Among the lines below, list those containing the string "据此完成".

Items listed in a dataset:
[start]
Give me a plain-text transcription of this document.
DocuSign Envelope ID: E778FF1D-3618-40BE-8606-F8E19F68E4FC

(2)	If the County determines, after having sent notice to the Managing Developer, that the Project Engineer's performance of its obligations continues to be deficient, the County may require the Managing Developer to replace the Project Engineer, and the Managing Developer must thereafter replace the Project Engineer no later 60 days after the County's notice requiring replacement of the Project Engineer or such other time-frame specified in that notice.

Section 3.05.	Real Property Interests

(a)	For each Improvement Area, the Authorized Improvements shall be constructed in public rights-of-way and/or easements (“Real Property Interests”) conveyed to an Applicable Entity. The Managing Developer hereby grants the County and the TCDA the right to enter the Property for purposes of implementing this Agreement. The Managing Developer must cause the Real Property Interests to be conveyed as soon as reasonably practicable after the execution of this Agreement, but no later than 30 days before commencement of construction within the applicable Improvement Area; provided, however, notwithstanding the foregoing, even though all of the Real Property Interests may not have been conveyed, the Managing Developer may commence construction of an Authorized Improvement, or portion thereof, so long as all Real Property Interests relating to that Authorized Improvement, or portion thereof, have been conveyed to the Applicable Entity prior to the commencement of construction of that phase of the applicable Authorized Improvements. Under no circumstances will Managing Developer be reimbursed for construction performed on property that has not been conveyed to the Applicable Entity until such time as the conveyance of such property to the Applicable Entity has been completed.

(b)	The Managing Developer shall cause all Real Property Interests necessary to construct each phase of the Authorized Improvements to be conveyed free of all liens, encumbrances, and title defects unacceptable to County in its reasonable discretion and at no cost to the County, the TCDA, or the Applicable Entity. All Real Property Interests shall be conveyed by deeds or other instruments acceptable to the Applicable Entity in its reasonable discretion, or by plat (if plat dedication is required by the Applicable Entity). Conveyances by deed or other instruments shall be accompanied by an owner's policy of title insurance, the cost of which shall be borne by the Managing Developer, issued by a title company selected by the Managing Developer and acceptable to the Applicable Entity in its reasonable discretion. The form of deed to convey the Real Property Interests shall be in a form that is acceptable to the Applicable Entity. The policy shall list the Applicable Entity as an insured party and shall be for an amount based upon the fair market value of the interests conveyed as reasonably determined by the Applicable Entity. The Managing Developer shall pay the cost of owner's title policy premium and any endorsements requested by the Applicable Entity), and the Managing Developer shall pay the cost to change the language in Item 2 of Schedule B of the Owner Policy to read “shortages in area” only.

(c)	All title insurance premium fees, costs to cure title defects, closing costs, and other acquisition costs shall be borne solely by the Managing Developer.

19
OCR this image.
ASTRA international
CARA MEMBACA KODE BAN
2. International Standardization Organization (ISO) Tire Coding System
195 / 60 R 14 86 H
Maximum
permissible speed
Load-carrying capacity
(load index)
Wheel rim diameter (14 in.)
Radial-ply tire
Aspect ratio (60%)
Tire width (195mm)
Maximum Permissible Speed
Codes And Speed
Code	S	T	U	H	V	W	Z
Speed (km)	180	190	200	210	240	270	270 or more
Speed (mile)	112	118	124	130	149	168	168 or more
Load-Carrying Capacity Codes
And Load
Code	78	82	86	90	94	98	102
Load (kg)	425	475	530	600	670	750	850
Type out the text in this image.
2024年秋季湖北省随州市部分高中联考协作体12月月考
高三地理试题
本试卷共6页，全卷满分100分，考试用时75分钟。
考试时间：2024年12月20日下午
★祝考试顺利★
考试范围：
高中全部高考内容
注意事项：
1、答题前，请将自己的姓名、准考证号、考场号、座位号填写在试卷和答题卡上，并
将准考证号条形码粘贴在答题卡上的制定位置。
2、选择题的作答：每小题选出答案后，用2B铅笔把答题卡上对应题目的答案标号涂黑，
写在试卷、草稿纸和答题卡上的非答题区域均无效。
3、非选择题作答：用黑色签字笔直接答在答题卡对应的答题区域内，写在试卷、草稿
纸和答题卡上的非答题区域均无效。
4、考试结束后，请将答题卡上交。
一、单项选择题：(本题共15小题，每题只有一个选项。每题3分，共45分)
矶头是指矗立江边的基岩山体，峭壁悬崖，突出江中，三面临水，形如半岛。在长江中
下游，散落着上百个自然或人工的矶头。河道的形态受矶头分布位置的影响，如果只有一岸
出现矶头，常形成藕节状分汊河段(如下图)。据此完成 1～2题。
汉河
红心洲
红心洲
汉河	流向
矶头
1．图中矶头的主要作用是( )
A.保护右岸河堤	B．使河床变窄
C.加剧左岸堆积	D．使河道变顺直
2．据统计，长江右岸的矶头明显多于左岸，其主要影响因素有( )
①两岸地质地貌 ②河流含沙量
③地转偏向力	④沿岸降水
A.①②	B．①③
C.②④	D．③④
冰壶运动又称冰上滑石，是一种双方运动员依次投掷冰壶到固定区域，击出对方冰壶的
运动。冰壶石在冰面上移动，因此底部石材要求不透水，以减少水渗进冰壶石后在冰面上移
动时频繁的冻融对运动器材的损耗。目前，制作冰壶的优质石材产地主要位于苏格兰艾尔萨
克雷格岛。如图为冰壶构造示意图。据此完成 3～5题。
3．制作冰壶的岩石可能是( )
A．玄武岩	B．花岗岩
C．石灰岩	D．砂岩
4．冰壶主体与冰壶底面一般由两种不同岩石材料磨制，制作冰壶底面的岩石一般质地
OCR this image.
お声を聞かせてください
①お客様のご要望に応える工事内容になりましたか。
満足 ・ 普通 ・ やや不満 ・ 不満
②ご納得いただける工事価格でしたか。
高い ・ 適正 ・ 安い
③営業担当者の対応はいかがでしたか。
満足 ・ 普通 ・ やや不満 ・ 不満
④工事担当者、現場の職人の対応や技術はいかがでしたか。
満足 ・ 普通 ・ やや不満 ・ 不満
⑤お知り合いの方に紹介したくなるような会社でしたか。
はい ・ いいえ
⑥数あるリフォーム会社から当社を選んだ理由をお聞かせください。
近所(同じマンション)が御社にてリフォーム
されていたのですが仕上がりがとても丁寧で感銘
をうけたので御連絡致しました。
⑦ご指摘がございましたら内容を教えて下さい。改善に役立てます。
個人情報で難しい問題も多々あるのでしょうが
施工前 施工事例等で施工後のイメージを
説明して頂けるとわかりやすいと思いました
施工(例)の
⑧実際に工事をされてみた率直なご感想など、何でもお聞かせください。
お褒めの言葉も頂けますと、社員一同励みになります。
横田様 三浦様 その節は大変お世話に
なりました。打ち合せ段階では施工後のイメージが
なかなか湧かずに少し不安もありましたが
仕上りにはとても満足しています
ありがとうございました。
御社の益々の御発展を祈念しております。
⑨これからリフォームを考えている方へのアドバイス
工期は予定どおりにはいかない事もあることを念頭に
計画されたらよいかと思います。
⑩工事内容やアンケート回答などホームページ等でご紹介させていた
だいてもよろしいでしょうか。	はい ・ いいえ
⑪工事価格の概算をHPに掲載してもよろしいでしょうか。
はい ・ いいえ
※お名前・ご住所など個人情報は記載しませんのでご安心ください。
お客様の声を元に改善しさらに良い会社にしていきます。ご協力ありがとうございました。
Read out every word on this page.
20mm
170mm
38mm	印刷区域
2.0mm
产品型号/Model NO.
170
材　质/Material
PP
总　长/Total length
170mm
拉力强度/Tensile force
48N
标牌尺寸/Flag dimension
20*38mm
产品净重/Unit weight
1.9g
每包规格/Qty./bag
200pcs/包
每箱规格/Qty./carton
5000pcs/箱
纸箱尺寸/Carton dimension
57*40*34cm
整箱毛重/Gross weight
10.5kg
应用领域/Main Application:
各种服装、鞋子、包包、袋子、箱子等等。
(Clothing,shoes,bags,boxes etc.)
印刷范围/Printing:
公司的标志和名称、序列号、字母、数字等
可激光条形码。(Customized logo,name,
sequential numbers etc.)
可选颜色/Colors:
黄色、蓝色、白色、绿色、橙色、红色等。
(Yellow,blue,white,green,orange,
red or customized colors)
[end]
§ REPLY TO THE TASK
出现矶头，常形成藕节状分汊河段(如下图)。据此完成 1～2题。
克雷格岛。如图为冰壶构造示意图。据此完成 3～5题。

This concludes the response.